TASK TO CARRY OUT: Copy the data word for word, keeping every line.

PROVIDED INFORMATION:

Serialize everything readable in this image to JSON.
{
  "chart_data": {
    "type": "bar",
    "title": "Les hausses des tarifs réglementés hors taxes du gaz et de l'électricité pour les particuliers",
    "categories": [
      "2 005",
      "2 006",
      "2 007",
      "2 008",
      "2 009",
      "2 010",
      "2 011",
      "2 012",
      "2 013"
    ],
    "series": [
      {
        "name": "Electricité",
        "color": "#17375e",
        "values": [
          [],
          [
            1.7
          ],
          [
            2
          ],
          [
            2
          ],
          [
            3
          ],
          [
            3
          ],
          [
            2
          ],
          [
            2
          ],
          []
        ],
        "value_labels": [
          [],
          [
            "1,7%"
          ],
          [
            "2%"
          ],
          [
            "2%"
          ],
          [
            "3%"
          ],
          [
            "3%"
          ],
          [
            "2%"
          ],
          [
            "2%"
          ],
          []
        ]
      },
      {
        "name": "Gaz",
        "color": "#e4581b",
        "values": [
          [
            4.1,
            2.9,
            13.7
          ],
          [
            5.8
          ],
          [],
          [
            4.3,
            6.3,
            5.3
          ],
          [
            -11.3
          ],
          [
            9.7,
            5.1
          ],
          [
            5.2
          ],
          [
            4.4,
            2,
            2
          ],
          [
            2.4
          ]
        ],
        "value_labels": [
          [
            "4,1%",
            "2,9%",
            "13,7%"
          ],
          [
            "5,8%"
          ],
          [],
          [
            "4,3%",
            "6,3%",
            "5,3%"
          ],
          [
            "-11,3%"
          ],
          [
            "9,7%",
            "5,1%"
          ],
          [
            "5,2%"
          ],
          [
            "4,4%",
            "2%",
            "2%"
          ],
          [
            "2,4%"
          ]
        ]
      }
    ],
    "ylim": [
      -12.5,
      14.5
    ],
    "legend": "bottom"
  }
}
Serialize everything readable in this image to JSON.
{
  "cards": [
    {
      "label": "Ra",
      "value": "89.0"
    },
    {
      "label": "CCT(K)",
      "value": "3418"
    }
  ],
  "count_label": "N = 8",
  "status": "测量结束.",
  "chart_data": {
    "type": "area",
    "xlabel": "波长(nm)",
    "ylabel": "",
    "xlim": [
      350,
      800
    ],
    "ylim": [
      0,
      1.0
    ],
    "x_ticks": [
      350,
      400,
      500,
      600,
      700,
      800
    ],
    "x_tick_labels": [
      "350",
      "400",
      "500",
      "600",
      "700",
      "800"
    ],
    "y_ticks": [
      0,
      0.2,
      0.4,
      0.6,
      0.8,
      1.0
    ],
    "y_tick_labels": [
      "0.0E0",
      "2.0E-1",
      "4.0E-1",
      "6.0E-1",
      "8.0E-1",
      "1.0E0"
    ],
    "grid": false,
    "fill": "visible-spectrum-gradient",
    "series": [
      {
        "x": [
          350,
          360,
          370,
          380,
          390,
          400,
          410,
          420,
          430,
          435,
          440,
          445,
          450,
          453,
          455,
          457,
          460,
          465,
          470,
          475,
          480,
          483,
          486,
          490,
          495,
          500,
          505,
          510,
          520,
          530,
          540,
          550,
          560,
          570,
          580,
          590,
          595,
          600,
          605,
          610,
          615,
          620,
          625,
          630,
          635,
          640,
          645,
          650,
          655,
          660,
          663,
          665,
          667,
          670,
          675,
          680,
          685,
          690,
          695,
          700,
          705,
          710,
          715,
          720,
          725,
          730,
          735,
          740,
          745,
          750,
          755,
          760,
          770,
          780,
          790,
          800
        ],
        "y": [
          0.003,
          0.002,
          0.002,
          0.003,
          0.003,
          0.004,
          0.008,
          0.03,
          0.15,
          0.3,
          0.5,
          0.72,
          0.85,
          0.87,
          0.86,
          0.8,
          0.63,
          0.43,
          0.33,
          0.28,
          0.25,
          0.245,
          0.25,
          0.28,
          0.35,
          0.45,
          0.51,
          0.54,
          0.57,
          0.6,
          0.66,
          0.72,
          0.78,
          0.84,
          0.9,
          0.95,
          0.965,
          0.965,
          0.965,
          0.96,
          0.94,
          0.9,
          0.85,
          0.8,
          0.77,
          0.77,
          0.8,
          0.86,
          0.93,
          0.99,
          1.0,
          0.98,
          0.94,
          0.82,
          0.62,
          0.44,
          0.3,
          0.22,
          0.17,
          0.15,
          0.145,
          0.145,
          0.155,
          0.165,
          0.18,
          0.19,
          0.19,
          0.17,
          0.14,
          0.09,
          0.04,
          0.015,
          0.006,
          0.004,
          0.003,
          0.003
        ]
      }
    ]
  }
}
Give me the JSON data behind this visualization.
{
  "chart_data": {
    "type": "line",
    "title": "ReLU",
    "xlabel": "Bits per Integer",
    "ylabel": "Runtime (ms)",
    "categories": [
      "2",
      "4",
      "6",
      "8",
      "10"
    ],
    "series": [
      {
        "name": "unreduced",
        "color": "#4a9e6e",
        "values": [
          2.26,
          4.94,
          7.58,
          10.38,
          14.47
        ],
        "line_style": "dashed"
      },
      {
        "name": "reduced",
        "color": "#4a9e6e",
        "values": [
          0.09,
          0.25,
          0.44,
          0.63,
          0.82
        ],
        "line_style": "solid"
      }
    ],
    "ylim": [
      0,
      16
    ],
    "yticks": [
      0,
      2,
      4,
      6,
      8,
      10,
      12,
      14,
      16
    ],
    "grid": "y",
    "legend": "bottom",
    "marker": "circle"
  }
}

PROBLEM SOLUTION:
Serialize everything readable in this image to JSON.
{
  "chart_data": {
    "type": "bar",
    "title": "Les hausses des tarifs réglementés hors taxes du gaz et de l'électricité pour les particuliers",
    "categories": [
      "2 005",
      "2 006",
      "2 007",
      "2 008",
      "2 009",
      "2 010",
      "2 011",
      "2 012",
      "2 013"
    ],
    "series": [
      {
        "name": "Electricité",
        "color": "#17375e",
        "values": [
          [],
          [
            1.7
          ],
          [
            2
          ],
          [
            2
          ],
          [
            3
          ],
          [
            3
          ],
          [
            2
          ],
          [
            2
          ],
          []
        ],
        "value_labels": [
          [],
          [
            "1,7%"
          ],
          [
            "2%"
          ],
          [
            "2%"
          ],
          [
            "3%"
          ],
          [
            "3%"
          ],
          [
            "2%"
          ],
          [
            "2%"
          ],
          []
        ]
      },
      {
        "name": "Gaz",
        "color": "#e4581b",
        "values": [
          [
            4.1,
            2.9,
            13.7
          ],
          [
            5.8
          ],
          [],
          [
            4.3,
            6.3,
            5.3
          ],
          [
            -11.3
          ],
          [
            9.7,
            5.1
          ],
          [
            5.2
          ],
          [
            4.4,
            2,
            2
          ],
          [
            2.4
          ]
        ],
        "value_labels": [
          [
            "4,1%",
            "2,9%",
            "13,7%"
          ],
          [
            "5,8%"
          ],
          [],
          [
            "4,3%",
            "6,3%",
            "5,3%"
          ],
          [
            "-11,3%"
          ],
          [
            "9,7%",
            "5,1%"
          ],
          [
            "5,2%"
          ],
          [
            "4,4%",
            "2%",
            "2%"
          ],
          [
            "2,4%"
          ]
        ]
      }
    ],
    "ylim": [
      -12.5,
      14.5
    ],
    "legend": "bottom"
  }
}
Serialize everything readable in this image to JSON.
{
  "cards": [
    {
      "label": "Ra",
      "value": "89.0"
    },
    {
      "label": "CCT(K)",
      "value": "3418"
    }
  ],
  "count_label": "N = 8",
  "status": "测量结束.",
  "chart_data": {
    "type": "area",
    "xlabel": "波长(nm)",
    "ylabel": "",
    "xlim": [
      350,
      800
    ],
    "ylim": [
      0,
      1.0
    ],
    "x_ticks": [
      350,
      400,
      500,
      600,
      700,
      800
    ],
    "x_tick_labels": [
      "350",
      "400",
      "500",
      "600",
      "700",
      "800"
    ],
    "y_ticks": [
      0,
      0.2,
      0.4,
      0.6,
      0.8,
      1.0
    ],
    "y_tick_labels": [
      "0.0E0",
      "2.0E-1",
      "4.0E-1",
      "6.0E-1",
      "8.0E-1",
      "1.0E0"
    ],
    "grid": false,
    "fill": "visible-spectrum-gradient",
    "series": [
      {
        "x": [
          350,
          360,
          370,
          380,
          390,
          400,
          410,
          420,
          430,
          435,
          440,
          445,
          450,
          453,
          455,
          457,
          460,
          465,
          470,
          475,
          480,
          483,
          486,
          490,
          495,
          500,
          505,
          510,
          520,
          530,
          540,
          550,
          560,
          570,
          580,
          590,
          595,
          600,
          605,
          610,
          615,
          620,
          625,
          630,
          635,
          640,
          645,
          650,
          655,
          660,
          663,
          665,
          667,
          670,
          675,
          680,
          685,
          690,
          695,
          700,
          705,
          710,
          715,
          720,
          725,
          730,
          735,
          740,
          745,
          750,
          755,
          760,
          770,
          780,
          790,
          800
        ],
        "y": [
          0.003,
          0.002,
          0.002,
          0.003,
          0.003,
          0.004,
          0.008,
          0.03,
          0.15,
          0.3,
          0.5,
          0.72,
          0.85,
          0.87,
          0.86,
          0.8,
          0.63,
          0.43,
          0.33,
          0.28,
          0.25,
          0.245,
          0.25,
          0.28,
          0.35,
          0.45,
          0.51,
          0.54,
          0.57,
          0.6,
          0.66,
          0.72,
          0.78,
          0.84,
          0.9,
          0.95,
          0.965,
          0.965,
          0.965,
          0.96,
          0.94,
          0.9,
          0.85,
          0.8,
          0.77,
          0.77,
          0.8,
          0.86,
          0.93,
          0.99,
          1.0,
          0.98,
          0.94,
          0.82,
          0.62,
          0.44,
          0.3,
          0.22,
          0.17,
          0.15,
          0.145,
          0.145,
          0.155,
          0.165,
          0.18,
          0.19,
          0.19,
          0.17,
          0.14,
          0.09,
          0.04,
          0.015,
          0.006,
          0.004,
          0.003,
          0.003
        ]
      }
    ]
  }
}
Give me the JSON data behind this visualization.
{
  "chart_data": {
    "type": "line",
    "title": "ReLU",
    "xlabel": "Bits per Integer",
    "ylabel": "Runtime (ms)",
    "categories": [
      "2",
      "4",
      "6",
      "8",
      "10"
    ],
    "series": [
      {
        "name": "unreduced",
        "color": "#4a9e6e",
        "values": [
          2.26,
          4.94,
          7.58,
          10.38,
          14.47
        ],
        "line_style": "dashed"
      },
      {
        "name": "reduced",
        "color": "#4a9e6e",
        "values": [
          0.09,
          0.25,
          0.44,
          0.63,
          0.82
        ],
        "line_style": "solid"
      }
    ],
    "ylim": [
      0,
      16
    ],
    "yticks": [
      0,
      2,
      4,
      6,
      8,
      10,
      12,
      14,
      16
    ],
    "grid": "y",
    "legend": "bottom",
    "marker": "circle"
  }
}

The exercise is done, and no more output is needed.